BEGIN Supplied entries
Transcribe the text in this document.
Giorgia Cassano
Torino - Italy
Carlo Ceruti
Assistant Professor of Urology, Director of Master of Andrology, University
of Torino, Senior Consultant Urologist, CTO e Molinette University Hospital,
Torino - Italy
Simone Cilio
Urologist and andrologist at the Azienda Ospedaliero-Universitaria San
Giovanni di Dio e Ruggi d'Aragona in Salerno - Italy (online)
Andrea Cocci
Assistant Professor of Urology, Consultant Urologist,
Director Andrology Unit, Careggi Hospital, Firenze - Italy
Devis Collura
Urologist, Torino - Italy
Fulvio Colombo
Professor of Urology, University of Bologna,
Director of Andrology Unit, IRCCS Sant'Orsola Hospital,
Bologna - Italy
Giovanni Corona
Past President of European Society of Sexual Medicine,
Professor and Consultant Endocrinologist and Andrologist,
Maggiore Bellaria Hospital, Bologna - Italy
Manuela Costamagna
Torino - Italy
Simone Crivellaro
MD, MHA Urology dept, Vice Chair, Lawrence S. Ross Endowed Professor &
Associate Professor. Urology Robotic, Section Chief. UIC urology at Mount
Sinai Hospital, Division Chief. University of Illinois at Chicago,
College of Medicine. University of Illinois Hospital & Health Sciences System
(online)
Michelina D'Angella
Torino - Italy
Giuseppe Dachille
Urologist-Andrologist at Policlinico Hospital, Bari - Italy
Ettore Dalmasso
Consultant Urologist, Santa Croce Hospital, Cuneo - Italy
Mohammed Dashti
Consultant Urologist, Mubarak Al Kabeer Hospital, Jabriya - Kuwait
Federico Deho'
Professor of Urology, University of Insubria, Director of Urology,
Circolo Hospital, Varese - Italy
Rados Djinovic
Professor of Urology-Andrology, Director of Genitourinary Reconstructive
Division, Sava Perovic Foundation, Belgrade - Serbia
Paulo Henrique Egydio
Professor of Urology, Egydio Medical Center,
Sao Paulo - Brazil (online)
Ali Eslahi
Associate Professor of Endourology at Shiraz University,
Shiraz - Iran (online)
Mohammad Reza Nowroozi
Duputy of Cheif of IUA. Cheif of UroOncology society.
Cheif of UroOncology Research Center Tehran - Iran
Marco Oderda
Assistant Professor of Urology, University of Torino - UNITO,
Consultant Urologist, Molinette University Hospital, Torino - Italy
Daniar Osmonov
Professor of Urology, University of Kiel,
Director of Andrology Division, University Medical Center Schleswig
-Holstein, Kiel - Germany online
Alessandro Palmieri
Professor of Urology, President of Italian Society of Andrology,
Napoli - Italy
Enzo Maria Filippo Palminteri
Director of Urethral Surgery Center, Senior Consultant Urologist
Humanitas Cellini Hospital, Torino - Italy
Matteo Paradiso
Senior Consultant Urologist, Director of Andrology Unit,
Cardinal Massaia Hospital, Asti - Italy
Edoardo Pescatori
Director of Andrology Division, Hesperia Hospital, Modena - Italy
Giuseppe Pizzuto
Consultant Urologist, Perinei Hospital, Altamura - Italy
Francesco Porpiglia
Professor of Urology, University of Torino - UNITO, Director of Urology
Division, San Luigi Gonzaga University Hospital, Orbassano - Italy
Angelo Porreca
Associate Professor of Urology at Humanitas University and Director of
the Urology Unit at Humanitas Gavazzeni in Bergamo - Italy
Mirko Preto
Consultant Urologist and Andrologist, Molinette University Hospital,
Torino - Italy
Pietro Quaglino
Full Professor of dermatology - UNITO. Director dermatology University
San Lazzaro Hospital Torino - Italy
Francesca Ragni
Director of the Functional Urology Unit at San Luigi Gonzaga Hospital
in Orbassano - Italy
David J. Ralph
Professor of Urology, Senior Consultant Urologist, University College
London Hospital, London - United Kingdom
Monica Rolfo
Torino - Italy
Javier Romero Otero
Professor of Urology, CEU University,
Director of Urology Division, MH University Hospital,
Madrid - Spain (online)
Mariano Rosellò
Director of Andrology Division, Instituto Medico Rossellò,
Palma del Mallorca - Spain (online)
END Supplied entries
> [Short exercise]
Search the listing for the word "Senior" and return each line that holds it.

> [Exercise response]
of Torino, Senior Consultant Urologist, CTO e Molinette University Hospital,
Director of Urethral Surgery Center, Senior Consultant Urologist
Senior Consultant Urologist, Director of Andrology Unit,
Professor of Urology, Senior Consultant Urologist, University College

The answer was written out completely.